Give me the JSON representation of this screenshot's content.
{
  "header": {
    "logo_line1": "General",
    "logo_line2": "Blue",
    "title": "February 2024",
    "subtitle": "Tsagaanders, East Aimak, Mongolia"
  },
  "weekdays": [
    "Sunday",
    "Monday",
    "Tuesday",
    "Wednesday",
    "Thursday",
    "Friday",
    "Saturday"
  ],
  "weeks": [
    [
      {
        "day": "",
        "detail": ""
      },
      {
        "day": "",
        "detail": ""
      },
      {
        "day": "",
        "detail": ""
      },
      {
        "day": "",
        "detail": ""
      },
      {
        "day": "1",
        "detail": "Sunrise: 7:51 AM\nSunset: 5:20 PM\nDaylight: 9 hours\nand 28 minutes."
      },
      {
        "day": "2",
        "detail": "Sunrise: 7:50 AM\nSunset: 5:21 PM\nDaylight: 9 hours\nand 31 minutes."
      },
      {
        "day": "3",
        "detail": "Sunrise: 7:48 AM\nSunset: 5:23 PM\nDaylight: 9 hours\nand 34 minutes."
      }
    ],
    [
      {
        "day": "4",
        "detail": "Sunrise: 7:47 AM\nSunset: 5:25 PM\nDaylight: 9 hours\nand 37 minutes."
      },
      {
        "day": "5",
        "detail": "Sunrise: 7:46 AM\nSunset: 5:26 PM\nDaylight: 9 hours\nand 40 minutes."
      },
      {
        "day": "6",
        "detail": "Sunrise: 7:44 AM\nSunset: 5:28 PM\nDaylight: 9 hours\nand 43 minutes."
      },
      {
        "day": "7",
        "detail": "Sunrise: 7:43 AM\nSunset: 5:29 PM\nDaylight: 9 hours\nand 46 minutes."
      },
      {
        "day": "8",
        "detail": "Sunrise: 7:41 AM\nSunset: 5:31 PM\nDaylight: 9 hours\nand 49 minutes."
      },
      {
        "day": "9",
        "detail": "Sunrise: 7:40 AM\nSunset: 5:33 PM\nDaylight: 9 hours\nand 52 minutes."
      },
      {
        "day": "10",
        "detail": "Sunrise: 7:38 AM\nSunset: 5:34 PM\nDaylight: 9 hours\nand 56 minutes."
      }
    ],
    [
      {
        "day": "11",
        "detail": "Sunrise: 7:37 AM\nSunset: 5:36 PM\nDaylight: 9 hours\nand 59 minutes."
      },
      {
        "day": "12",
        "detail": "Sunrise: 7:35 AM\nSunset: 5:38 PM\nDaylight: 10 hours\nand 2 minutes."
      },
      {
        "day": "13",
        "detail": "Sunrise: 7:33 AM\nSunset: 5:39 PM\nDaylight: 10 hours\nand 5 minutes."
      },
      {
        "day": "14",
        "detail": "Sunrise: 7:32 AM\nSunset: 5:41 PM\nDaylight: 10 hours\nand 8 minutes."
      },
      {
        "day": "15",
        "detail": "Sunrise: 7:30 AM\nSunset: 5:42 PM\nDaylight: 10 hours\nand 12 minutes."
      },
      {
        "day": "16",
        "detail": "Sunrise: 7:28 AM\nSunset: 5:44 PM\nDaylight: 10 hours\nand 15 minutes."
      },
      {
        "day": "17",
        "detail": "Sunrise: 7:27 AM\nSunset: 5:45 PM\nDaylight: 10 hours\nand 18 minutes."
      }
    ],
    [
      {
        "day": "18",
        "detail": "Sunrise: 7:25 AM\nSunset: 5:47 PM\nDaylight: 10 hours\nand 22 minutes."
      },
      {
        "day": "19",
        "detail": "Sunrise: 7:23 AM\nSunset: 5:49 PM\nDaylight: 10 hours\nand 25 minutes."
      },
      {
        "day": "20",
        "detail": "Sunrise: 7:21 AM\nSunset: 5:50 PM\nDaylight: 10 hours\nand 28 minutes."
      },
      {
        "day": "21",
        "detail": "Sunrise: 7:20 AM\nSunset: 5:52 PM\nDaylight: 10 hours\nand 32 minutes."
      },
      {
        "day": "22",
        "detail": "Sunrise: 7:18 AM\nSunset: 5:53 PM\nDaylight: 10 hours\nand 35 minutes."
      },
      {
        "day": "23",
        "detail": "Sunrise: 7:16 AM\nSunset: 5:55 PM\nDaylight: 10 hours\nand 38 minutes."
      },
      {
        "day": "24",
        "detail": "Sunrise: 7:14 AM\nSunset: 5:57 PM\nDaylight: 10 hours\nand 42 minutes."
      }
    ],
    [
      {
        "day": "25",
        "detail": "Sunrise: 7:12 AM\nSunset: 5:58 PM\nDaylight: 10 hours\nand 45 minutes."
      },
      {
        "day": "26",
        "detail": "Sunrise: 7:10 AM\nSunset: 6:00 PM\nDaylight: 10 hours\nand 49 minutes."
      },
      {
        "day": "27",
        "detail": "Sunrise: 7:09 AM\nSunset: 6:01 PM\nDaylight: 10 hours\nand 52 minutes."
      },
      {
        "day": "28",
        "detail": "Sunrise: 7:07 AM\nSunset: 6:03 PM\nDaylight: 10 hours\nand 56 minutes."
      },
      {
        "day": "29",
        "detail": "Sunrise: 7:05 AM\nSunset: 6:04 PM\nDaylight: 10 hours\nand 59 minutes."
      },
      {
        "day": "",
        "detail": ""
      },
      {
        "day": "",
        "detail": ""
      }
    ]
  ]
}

+++

§ Stated exercise: Make an exact copy of the material above.

§ Exercise solution:
Give me the JSON representation of this screenshot's content.
{
  "header": {
    "logo_line1": "General",
    "logo_line2": "Blue",
    "title": "February 2024",
    "subtitle": "Tsagaanders, East Aimak, Mongolia"
  },
  "weekdays": [
    "Sunday",
    "Monday",
    "Tuesday",
    "Wednesday",
    "Thursday",
    "Friday",
    "Saturday"
  ],
  "weeks": [
    [
      {
        "day": "",
        "detail": ""
      },
      {
        "day": "",
        "detail": ""
      },
      {
        "day": "",
        "detail": ""
      },
      {
        "day": "",
        "detail": ""
      },
      {
        "day": "1",
        "detail": "Sunrise: 7:51 AM\nSunset: 5:20 PM\nDaylight: 9 hours\nand 28 minutes."
      },
      {
        "day": "2",
        "detail": "Sunrise: 7:50 AM\nSunset: 5:21 PM\nDaylight: 9 hours\nand 31 minutes."
      },
      {
        "day": "3",
        "detail": "Sunrise: 7:48 AM\nSunset: 5:23 PM\nDaylight: 9 hours\nand 34 minutes."
      }
    ],
    [
      {
        "day": "4",
        "detail": "Sunrise: 7:47 AM\nSunset: 5:25 PM\nDaylight: 9 hours\nand 37 minutes."
      },
      {
        "day": "5",
        "detail": "Sunrise: 7:46 AM\nSunset: 5:26 PM\nDaylight: 9 hours\nand 40 minutes."
      },
      {
        "day": "6",
        "detail": "Sunrise: 7:44 AM\nSunset: 5:28 PM\nDaylight: 9 hours\nand 43 minutes."
      },
      {
        "day": "7",
        "detail": "Sunrise: 7:43 AM\nSunset: 5:29 PM\nDaylight: 9 hours\nand 46 minutes."
      },
      {
        "day": "8",
        "detail": "Sunrise: 7:41 AM\nSunset: 5:31 PM\nDaylight: 9 hours\nand 49 minutes."
      },
      {
        "day": "9",
        "detail": "Sunrise: 7:40 AM\nSunset: 5:33 PM\nDaylight: 9 hours\nand 52 minutes."
      },
      {
        "day": "10",
        "detail": "Sunrise: 7:38 AM\nSunset: 5:34 PM\nDaylight: 9 hours\nand 56 minutes."
      }
    ],
    [
      {
        "day": "11",
        "detail": "Sunrise: 7:37 AM\nSunset: 5:36 PM\nDaylight: 9 hours\nand 59 minutes."
      },
      {
        "day": "12",
        "detail": "Sunrise: 7:35 AM\nSunset: 5:38 PM\nDaylight: 10 hours\nand 2 minutes."
      },
      {
        "day": "13",
        "detail": "Sunrise: 7:33 AM\nSunset: 5:39 PM\nDaylight: 10 hours\nand 5 minutes."
      },
      {
        "day": "14",
        "detail": "Sunrise: 7:32 AM\nSunset: 5:41 PM\nDaylight: 10 hours\nand 8 minutes."
      },
      {
        "day": "15",
        "detail": "Sunrise: 7:30 AM\nSunset: 5:42 PM\nDaylight: 10 hours\nand 12 minutes."
      },
      {
        "day": "16",
        "detail": "Sunrise: 7:28 AM\nSunset: 5:44 PM\nDaylight: 10 hours\nand 15 minutes."
      },
      {
        "day": "17",
        "detail": "Sunrise: 7:27 AM\nSunset: 5:45 PM\nDaylight: 10 hours\nand 18 minutes."
      }
    ],
    [
      {
        "day": "18",
        "detail": "Sunrise: 7:25 AM\nSunset: 5:47 PM\nDaylight: 10 hours\nand 22 minutes."
      },
      {
        "day": "19",
        "detail": "Sunrise: 7:23 AM\nSunset: 5:49 PM\nDaylight: 10 hours\nand 25 minutes."
      },
      {
        "day": "20",
        "detail": "Sunrise: 7:21 AM\nSunset: 5:50 PM\nDaylight: 10 hours\nand 28 minutes."
      },
      {
        "day": "21",
        "detail": "Sunrise: 7:20 AM\nSunset: 5:52 PM\nDaylight: 10 hours\nand 32 minutes."
      },
      {
        "day": "22",
        "detail": "Sunrise: 7:18 AM\nSunset: 5:53 PM\nDaylight: 10 hours\nand 35 minutes."
      },
      {
        "day": "23",
        "detail": "Sunrise: 7:16 AM\nSunset: 5:55 PM\nDaylight: 10 hours\nand 38 minutes."
      },
      {
        "day": "24",
        "detail": "Sunrise: 7:14 AM\nSunset: 5:57 PM\nDaylight: 10 hours\nand 42 minutes."
      }
    ],
    [
      {
        "day": "25",
        "detail": "Sunrise: 7:12 AM\nSunset: 5:58 PM\nDaylight: 10 hours\nand 45 minutes."
      },
      {
        "day": "26",
        "detail": "Sunrise: 7:10 AM\nSunset: 6:00 PM\nDaylight: 10 hours\nand 49 minutes."
      },
      {
        "day": "27",
        "detail": "Sunrise: 7:09 AM\nSunset: 6:01 PM\nDaylight: 10 hours\nand 52 minutes."
      },
      {
        "day": "28",
        "detail": "Sunrise: 7:07 AM\nSunset: 6:03 PM\nDaylight: 10 hours\nand 56 minutes."
      },
      {
        "day": "29",
        "detail": "Sunrise: 7:05 AM\nSunset: 6:04 PM\nDaylight: 10 hours\nand 59 minutes."
      },
      {
        "day": "",
        "detail": ""
      },
      {
        "day": "",
        "detail": ""
      }
    ]
  ]
}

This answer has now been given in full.